Read through the records below and copy each line that uses the word "facinus".

(Dataset entries)
>>>>
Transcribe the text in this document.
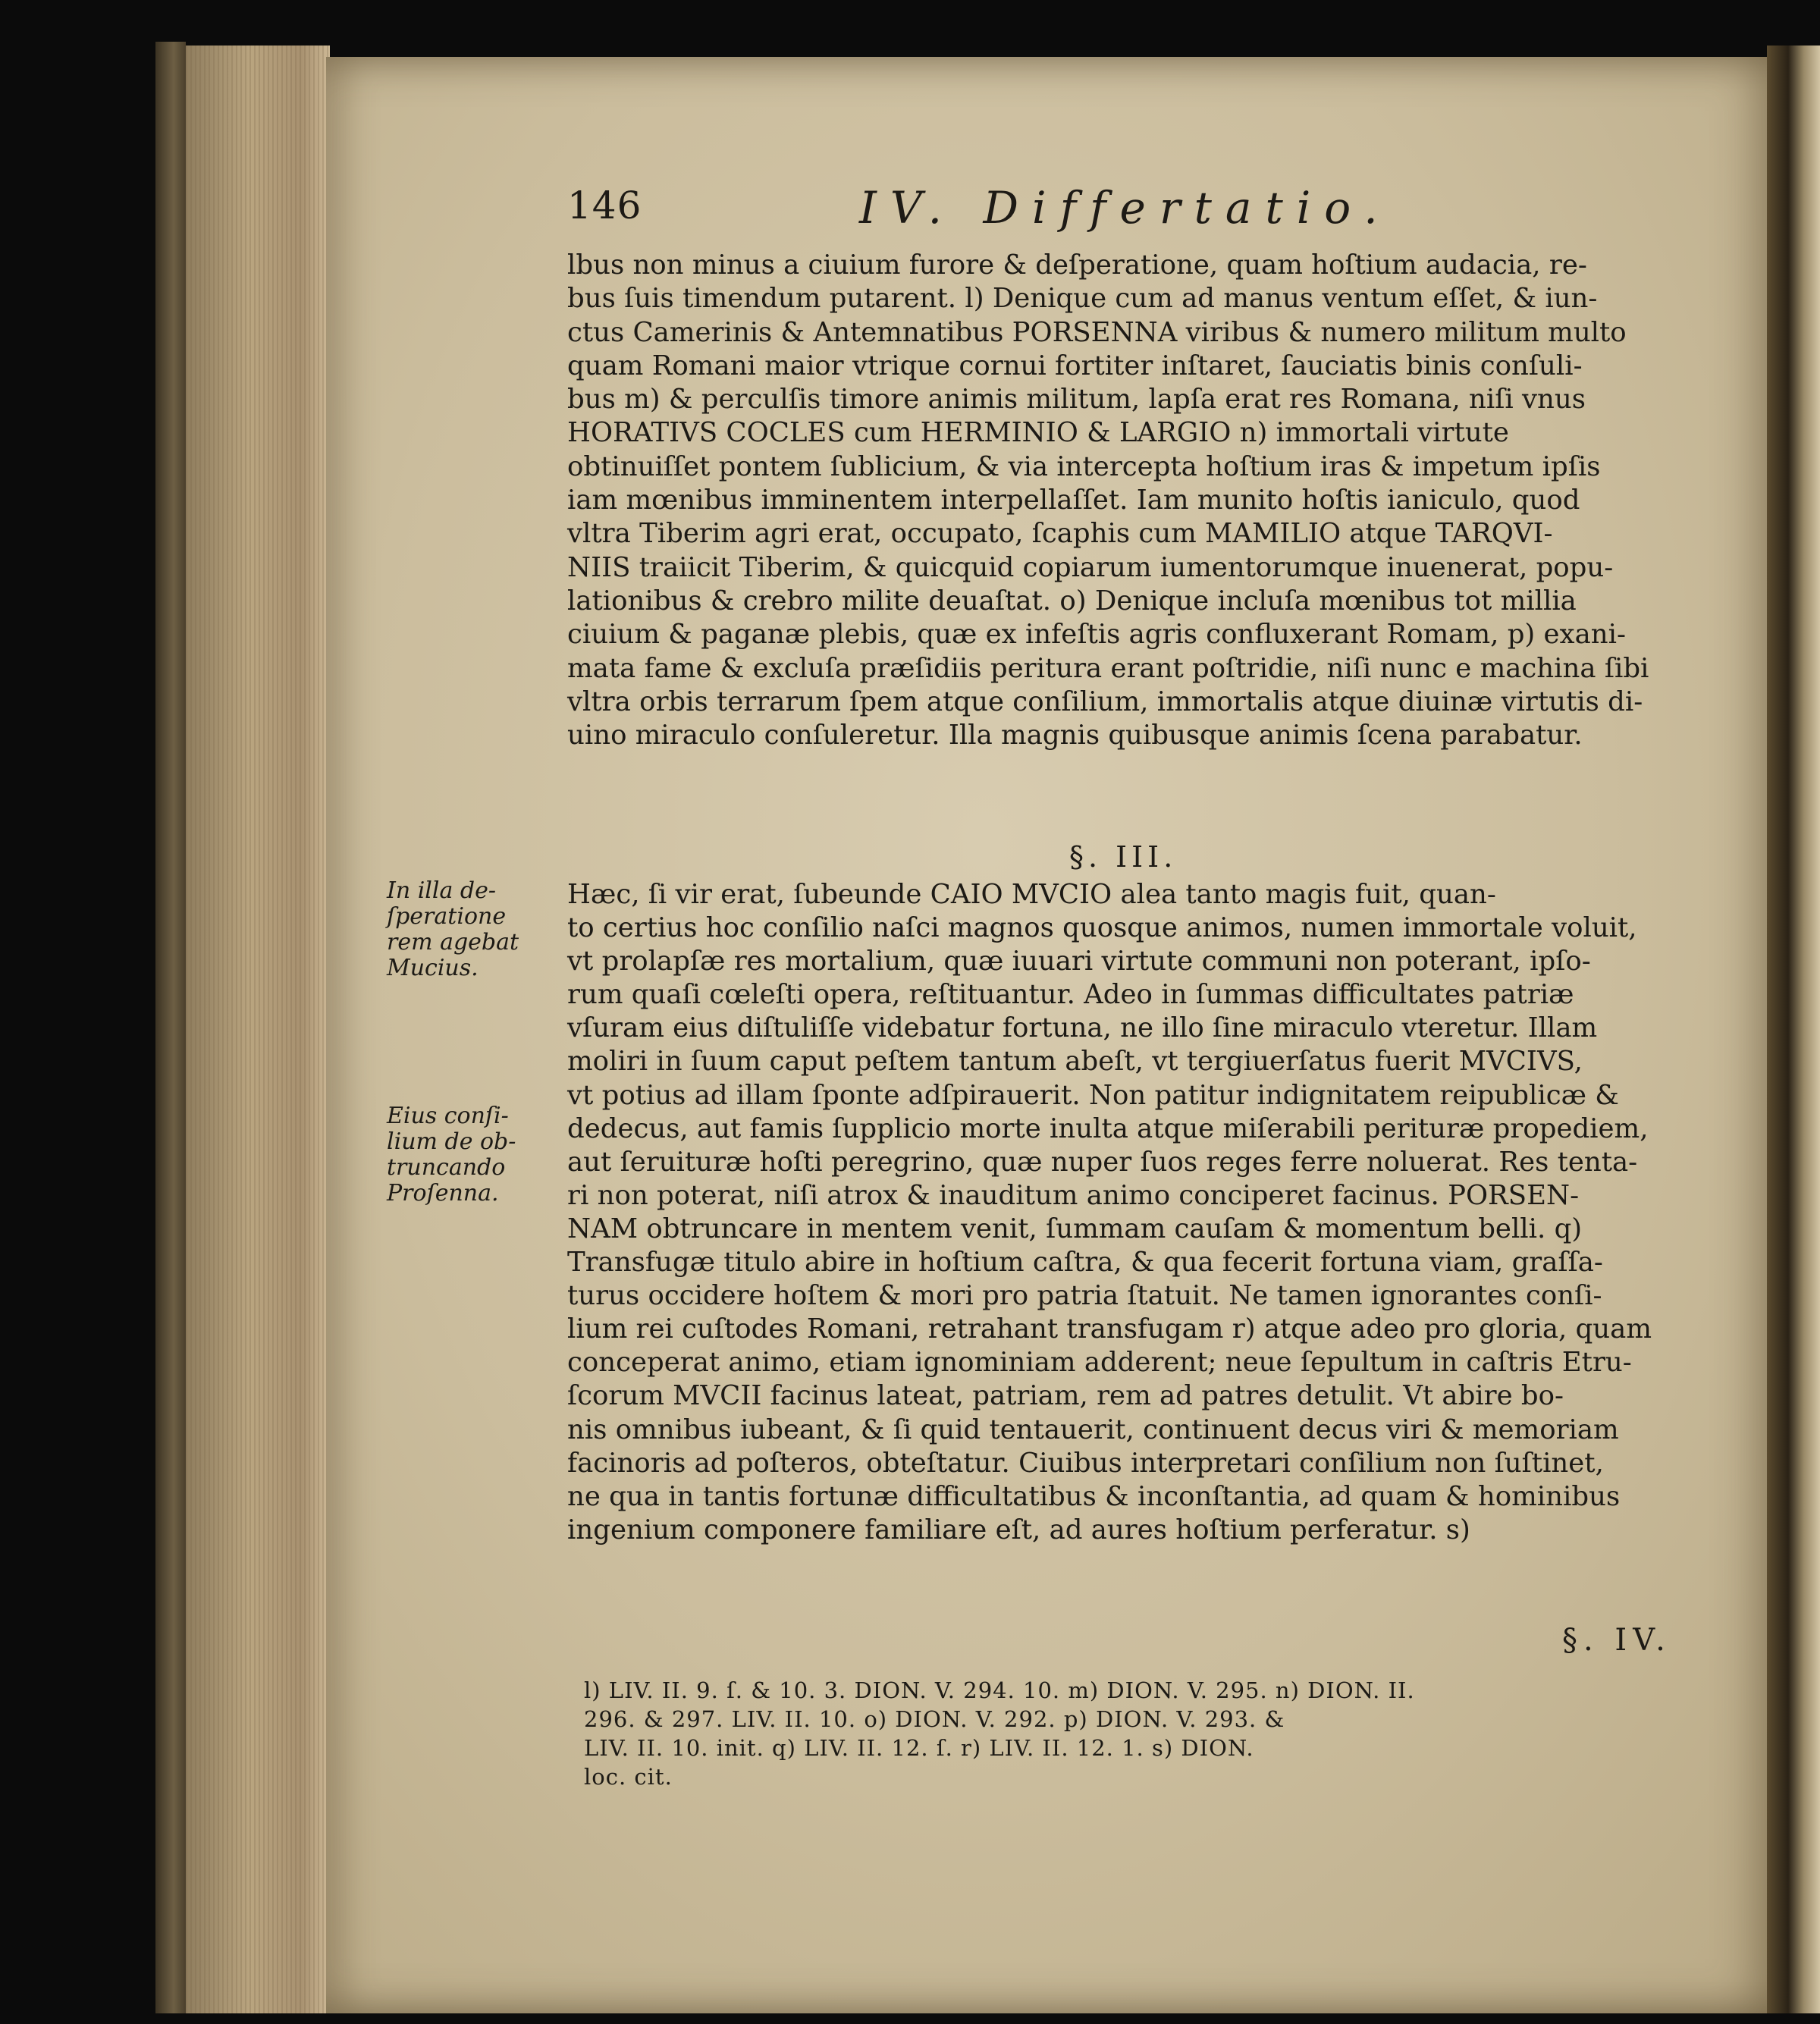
146	IV. Differtatio.
lbus non minus a ciuium furore & deſperatione, quam hoſtium audacia, re-
bus ſuis timendum putarent. l) Denique cum ad manus ventum eſſet, & iun-
ctus Camerinis & Antemnatibus PORSENNA viribus & numero militum multo
quam Romani maior vtrique cornui fortiter inſtaret, ſauciatis binis conſuli-
bus m) & perculſis timore animis militum, lapſa erat res Romana, niſi vnus
HORATIVS COCLES cum HERMINIO & LARGIO n) immortali virtute
obtinuiſſet pontem ſublicium, & via intercepta hoſtium iras & impetum ipſis
iam mœnibus imminentem interpellaſſet. Iam munito hoſtis ianiculo, quod
vltra Tiberim agri erat, occupato, ſcaphis cum MAMILIO atque TARQVI-
NIIS traiicit Tiberim, & quicquid copiarum iumentorumque inuenerat, popu-
lationibus & crebro milite deuaſtat. o) Denique incluſa mœnibus tot millia
ciuium & paganæ plebis, quæ ex infeſtis agris confluxerant Romam, p) exani-
mata fame & excluſa præſidiis peritura erant poſtridie, niſi nunc e machina ſibi
vltra orbis terrarum ſpem atque conſilium, immortalis atque diuinæ virtutis di-
uino miraculo conſuleretur. Illa magnis quibusque animis ſcena parabatur.
§. III.
Hæc, ſi vir erat, ſubeunde CAIO MVCIO alea tanto magis fuit, quan-
to certius hoc conſilio naſci magnos quosque animos, numen immortale voluit,
vt prolapſæ res mortalium, quæ iuuari virtute communi non poterant, ipſo-
rum quaſi cœleſti opera, reſtituantur. Adeo in ſummas difficultates patriæ
vſuram eius diſtuliſſe videbatur fortuna, ne illo ſine miraculo vteretur. Illam
moliri in ſuum caput peſtem tantum abeſt, vt tergiuerſatus fuerit MVCIVS,
vt potius ad illam ſponte adſpirauerit. Non patitur indignitatem reipublicæ &
dedecus, aut famis ſupplicio morte inulta atque miſerabili perituræ propediem,
aut ſeruituræ hoſti peregrino, quæ nuper ſuos reges ferre noluerat. Res tenta-
ri non poterat, niſi atrox & inauditum animo conciperet facinus. PORSEN-
NAM obtruncare in mentem venit, ſummam cauſam & momentum belli. q)
Transfugæ titulo abire in hoſtium caſtra, & qua fecerit fortuna viam, graſſa-
turus occidere hoſtem & mori pro patria ſtatuit. Ne tamen ignorantes conſi-
lium rei cuſtodes Romani, retrahant transfugam r) atque adeo pro gloria, quam
conceperat animo, etiam ignominiam adderent; neue ſepultum in caſtris Etru-
ſcorum MVCII facinus lateat, patriam, rem ad patres detulit. Vt abire bo-
nis omnibus iubeant, & ſi quid tentauerit, continuent decus viri & memoriam
facinoris ad poſteros, obteſtatur. Ciuibus interpretari conſilium non ſuſtinet,
ne qua in tantis fortunæ difficultatibus & inconſtantia, ad quam & hominibus
ingenium componere familiare eſt, ad aures hoſtium perferatur. s)
In illa de-
ſperatione
rem agebat
Mucius.
Eius conſi-
lium de ob-
truncando
Proſenna.
§. IV.
l) LIV. II. 9. ſ. & 10. 3. DION. V. 294. 10. m) DION. V. 295. n) DION. II.
296. & 297. LIV. II. 10. o) DION. V. 292. p) DION. V. 293. &
LIV. II. 10. init. q) LIV. II. 12. ſ. r) LIV. II. 12. 1. s) DION.
loc. cit.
<<<<
> **Exercise output**
ri non poterat, niſi atrox & inauditum animo conciperet facinus. PORSEN-
ſcorum MVCII facinus lateat, patriam, rem ad patres detulit. Vt abire bo-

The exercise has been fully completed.